#### To be done:
Set down all of the data exactly as it appears.

#### Task material:
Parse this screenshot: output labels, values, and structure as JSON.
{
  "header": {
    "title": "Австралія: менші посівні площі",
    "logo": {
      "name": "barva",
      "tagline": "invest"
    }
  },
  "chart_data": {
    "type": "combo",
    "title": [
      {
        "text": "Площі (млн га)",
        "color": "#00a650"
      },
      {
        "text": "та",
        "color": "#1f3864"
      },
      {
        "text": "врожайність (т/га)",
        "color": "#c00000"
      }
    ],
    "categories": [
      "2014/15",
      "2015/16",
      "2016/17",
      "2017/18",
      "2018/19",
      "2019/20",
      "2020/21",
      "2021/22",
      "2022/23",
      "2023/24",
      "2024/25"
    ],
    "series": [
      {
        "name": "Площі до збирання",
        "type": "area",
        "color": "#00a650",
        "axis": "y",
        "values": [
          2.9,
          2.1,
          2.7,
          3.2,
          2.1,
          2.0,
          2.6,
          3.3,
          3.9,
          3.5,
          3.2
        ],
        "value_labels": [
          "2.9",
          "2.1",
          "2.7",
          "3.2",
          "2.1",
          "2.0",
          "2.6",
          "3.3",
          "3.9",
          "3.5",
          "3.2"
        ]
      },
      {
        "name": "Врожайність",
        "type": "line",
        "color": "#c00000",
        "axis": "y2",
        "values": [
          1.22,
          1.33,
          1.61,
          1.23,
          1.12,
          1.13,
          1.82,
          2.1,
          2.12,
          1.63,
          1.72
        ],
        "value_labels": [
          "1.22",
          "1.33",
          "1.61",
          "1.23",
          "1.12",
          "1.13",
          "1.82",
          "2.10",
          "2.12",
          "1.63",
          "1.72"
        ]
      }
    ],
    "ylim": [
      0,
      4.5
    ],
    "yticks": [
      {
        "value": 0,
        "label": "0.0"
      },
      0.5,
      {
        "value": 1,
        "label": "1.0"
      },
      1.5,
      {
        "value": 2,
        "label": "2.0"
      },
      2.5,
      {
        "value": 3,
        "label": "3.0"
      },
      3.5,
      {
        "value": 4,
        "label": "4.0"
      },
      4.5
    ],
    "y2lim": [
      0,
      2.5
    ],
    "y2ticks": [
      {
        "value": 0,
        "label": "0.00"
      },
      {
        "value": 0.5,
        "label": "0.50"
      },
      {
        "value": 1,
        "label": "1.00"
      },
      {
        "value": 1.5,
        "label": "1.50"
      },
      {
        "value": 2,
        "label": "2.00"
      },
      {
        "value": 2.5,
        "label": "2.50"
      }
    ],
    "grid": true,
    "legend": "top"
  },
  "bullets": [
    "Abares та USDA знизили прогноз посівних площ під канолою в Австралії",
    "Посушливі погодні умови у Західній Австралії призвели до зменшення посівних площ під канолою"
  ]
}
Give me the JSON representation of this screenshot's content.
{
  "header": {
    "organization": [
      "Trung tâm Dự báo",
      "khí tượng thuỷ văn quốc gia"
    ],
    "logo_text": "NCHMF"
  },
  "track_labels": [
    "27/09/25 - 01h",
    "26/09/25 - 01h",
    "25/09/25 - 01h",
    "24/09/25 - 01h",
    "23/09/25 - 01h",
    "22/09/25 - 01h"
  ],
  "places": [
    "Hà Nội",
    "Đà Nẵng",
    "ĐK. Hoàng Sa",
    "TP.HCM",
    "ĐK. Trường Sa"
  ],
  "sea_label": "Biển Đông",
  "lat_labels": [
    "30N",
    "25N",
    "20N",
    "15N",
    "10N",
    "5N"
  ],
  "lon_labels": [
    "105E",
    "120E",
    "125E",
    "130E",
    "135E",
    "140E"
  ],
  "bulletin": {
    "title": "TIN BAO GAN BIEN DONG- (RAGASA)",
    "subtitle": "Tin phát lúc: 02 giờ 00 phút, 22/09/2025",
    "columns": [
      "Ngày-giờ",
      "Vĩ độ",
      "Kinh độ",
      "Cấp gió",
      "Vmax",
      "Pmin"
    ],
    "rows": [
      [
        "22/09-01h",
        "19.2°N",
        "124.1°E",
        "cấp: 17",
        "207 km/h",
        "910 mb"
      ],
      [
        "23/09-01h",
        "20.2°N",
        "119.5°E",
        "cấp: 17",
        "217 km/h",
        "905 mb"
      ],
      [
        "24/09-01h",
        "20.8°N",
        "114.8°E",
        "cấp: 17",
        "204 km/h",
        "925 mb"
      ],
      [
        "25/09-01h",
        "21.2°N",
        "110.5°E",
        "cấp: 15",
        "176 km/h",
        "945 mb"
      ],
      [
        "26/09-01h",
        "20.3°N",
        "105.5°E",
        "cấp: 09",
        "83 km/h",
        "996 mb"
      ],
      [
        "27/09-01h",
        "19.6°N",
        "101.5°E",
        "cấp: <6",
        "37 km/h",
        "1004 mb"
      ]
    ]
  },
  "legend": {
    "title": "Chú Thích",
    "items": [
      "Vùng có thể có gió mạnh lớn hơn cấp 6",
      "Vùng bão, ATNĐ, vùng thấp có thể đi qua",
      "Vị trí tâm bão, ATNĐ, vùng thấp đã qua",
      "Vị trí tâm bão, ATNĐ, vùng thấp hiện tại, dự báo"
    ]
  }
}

#### Response below:
Parse this screenshot: output labels, values, and structure as JSON.
{
  "header": {
    "title": "Австралія: менші посівні площі",
    "logo": {
      "name": "barva",
      "tagline": "invest"
    }
  },
  "chart_data": {
    "type": "combo",
    "title": [
      {
        "text": "Площі (млн га)",
        "color": "#00a650"
      },
      {
        "text": "та",
        "color": "#1f3864"
      },
      {
        "text": "врожайність (т/га)",
        "color": "#c00000"
      }
    ],
    "categories": [
      "2014/15",
      "2015/16",
      "2016/17",
      "2017/18",
      "2018/19",
      "2019/20",
      "2020/21",
      "2021/22",
      "2022/23",
      "2023/24",
      "2024/25"
    ],
    "series": [
      {
        "name": "Площі до збирання",
        "type": "area",
        "color": "#00a650",
        "axis": "y",
        "values": [
          2.9,
          2.1,
          2.7,
          3.2,
          2.1,
          2.0,
          2.6,
          3.3,
          3.9,
          3.5,
          3.2
        ],
        "value_labels": [
          "2.9",
          "2.1",
          "2.7",
          "3.2",
          "2.1",
          "2.0",
          "2.6",
          "3.3",
          "3.9",
          "3.5",
          "3.2"
        ]
      },
      {
        "name": "Врожайність",
        "type": "line",
        "color": "#c00000",
        "axis": "y2",
        "values": [
          1.22,
          1.33,
          1.61,
          1.23,
          1.12,
          1.13,
          1.82,
          2.1,
          2.12,
          1.63,
          1.72
        ],
        "value_labels": [
          "1.22",
          "1.33",
          "1.61",
          "1.23",
          "1.12",
          "1.13",
          "1.82",
          "2.10",
          "2.12",
          "1.63",
          "1.72"
        ]
      }
    ],
    "ylim": [
      0,
      4.5
    ],
    "yticks": [
      {
        "value": 0,
        "label": "0.0"
      },
      0.5,
      {
        "value": 1,
        "label": "1.0"
      },
      1.5,
      {
        "value": 2,
        "label": "2.0"
      },
      2.5,
      {
        "value": 3,
        "label": "3.0"
      },
      3.5,
      {
        "value": 4,
        "label": "4.0"
      },
      4.5
    ],
    "y2lim": [
      0,
      2.5
    ],
    "y2ticks": [
      {
        "value": 0,
        "label": "0.00"
      },
      {
        "value": 0.5,
        "label": "0.50"
      },
      {
        "value": 1,
        "label": "1.00"
      },
      {
        "value": 1.5,
        "label": "1.50"
      },
      {
        "value": 2,
        "label": "2.00"
      },
      {
        "value": 2.5,
        "label": "2.50"
      }
    ],
    "grid": true,
    "legend": "top"
  },
  "bullets": [
    "Abares та USDA знизили прогноз посівних площ під канолою в Австралії",
    "Посушливі погодні умови у Західній Австралії призвели до зменшення посівних площ під канолою"
  ]
}
Give me the JSON representation of this screenshot's content.
{
  "header": {
    "organization": [
      "Trung tâm Dự báo",
      "khí tượng thuỷ văn quốc gia"
    ],
    "logo_text": "NCHMF"
  },
  "track_labels": [
    "27/09/25 - 01h",
    "26/09/25 - 01h",
    "25/09/25 - 01h",
    "24/09/25 - 01h",
    "23/09/25 - 01h",
    "22/09/25 - 01h"
  ],
  "places": [
    "Hà Nội",
    "Đà Nẵng",
    "ĐK. Hoàng Sa",
    "TP.HCM",
    "ĐK. Trường Sa"
  ],
  "sea_label": "Biển Đông",
  "lat_labels": [
    "30N",
    "25N",
    "20N",
    "15N",
    "10N",
    "5N"
  ],
  "lon_labels": [
    "105E",
    "120E",
    "125E",
    "130E",
    "135E",
    "140E"
  ],
  "bulletin": {
    "title": "TIN BAO GAN BIEN DONG- (RAGASA)",
    "subtitle": "Tin phát lúc: 02 giờ 00 phút, 22/09/2025",
    "columns": [
      "Ngày-giờ",
      "Vĩ độ",
      "Kinh độ",
      "Cấp gió",
      "Vmax",
      "Pmin"
    ],
    "rows": [
      [
        "22/09-01h",
        "19.2°N",
        "124.1°E",
        "cấp: 17",
        "207 km/h",
        "910 mb"
      ],
      [
        "23/09-01h",
        "20.2°N",
        "119.5°E",
        "cấp: 17",
        "217 km/h",
        "905 mb"
      ],
      [
        "24/09-01h",
        "20.8°N",
        "114.8°E",
        "cấp: 17",
        "204 km/h",
        "925 mb"
      ],
      [
        "25/09-01h",
        "21.2°N",
        "110.5°E",
        "cấp: 15",
        "176 km/h",
        "945 mb"
      ],
      [
        "26/09-01h",
        "20.3°N",
        "105.5°E",
        "cấp: 09",
        "83 km/h",
        "996 mb"
      ],
      [
        "27/09-01h",
        "19.6°N",
        "101.5°E",
        "cấp: <6",
        "37 km/h",
        "1004 mb"
      ]
    ]
  },
  "legend": {
    "title": "Chú Thích",
    "items": [
      "Vùng có thể có gió mạnh lớn hơn cấp 6",
      "Vùng bão, ATNĐ, vùng thấp có thể đi qua",
      "Vị trí tâm bão, ATNĐ, vùng thấp đã qua",
      "Vị trí tâm bão, ATNĐ, vùng thấp hiện tại, dự báo"
    ]
  }
}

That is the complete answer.